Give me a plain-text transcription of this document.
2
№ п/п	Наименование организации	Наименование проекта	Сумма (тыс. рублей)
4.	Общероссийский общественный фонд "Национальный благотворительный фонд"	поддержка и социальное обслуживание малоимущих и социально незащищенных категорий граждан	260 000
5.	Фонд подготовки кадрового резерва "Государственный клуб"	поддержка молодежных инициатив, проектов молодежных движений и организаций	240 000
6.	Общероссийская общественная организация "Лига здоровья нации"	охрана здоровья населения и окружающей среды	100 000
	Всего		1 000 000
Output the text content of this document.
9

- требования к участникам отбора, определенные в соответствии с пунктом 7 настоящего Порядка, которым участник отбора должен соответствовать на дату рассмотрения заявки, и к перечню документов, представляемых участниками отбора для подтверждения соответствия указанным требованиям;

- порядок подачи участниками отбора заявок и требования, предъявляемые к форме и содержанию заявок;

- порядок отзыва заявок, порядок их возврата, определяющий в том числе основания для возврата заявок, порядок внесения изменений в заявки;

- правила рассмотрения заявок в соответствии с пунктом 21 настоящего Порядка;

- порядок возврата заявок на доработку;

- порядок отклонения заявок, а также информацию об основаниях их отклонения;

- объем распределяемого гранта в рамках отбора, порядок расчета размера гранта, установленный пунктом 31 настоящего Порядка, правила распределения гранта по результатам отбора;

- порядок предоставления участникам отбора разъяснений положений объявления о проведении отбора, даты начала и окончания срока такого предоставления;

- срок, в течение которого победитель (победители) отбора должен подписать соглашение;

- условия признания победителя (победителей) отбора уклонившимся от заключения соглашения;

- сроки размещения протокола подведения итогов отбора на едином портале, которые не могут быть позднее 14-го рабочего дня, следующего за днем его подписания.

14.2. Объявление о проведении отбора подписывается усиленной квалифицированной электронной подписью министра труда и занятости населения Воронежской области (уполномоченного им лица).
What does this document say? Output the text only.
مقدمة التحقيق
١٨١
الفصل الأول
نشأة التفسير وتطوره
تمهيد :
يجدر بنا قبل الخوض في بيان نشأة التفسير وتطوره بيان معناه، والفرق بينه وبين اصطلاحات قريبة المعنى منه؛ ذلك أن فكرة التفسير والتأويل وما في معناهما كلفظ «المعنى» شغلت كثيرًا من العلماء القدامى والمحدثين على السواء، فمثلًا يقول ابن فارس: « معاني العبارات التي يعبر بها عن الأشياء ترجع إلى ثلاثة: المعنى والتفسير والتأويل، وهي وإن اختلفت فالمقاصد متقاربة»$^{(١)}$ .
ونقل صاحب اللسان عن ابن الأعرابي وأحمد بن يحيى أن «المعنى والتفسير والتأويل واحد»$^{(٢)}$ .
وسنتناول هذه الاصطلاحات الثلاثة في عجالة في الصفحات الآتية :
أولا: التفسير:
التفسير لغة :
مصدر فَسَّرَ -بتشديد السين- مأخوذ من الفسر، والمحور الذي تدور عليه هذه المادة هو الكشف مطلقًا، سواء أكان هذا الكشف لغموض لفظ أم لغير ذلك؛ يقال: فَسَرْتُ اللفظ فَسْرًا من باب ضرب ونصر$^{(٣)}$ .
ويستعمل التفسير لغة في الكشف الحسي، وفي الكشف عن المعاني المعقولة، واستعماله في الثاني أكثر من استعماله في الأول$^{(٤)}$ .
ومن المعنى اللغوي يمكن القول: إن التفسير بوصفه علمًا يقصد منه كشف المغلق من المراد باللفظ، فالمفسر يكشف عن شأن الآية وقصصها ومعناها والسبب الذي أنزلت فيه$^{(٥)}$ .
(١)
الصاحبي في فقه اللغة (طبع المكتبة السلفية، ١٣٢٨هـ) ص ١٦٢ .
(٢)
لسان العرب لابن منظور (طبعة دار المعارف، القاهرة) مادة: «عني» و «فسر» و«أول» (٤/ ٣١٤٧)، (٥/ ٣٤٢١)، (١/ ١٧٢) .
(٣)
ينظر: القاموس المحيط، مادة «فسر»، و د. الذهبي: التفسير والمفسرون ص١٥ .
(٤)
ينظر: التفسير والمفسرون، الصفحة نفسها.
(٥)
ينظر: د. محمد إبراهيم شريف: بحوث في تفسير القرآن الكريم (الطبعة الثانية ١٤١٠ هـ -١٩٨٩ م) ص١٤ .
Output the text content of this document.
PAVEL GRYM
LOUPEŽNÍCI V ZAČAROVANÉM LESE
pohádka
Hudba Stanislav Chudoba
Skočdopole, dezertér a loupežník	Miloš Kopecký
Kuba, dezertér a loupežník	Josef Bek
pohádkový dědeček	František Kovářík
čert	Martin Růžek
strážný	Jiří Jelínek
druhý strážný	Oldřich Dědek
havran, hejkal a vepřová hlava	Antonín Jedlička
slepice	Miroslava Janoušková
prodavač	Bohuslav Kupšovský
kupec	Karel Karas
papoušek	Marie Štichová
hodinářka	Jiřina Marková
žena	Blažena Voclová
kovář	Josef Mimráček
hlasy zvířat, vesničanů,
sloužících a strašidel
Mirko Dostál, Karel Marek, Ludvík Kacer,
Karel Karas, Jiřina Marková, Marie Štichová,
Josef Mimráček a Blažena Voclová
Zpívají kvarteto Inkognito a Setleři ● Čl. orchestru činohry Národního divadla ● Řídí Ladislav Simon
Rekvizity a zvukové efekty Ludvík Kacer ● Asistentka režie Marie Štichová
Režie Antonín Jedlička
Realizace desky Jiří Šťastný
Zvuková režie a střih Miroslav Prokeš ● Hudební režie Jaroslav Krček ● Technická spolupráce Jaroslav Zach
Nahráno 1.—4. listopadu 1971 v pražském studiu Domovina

==*==

**What you will do**
Show every line in the entries where the string "Ludvík" occurs.

**Output for this task**
Mirko Dostál, Karel Marek, Ludvík Kacer,
Rekvizity a zvukové efekty Ludvík Kacer ● Asistentka režie Marie Štichová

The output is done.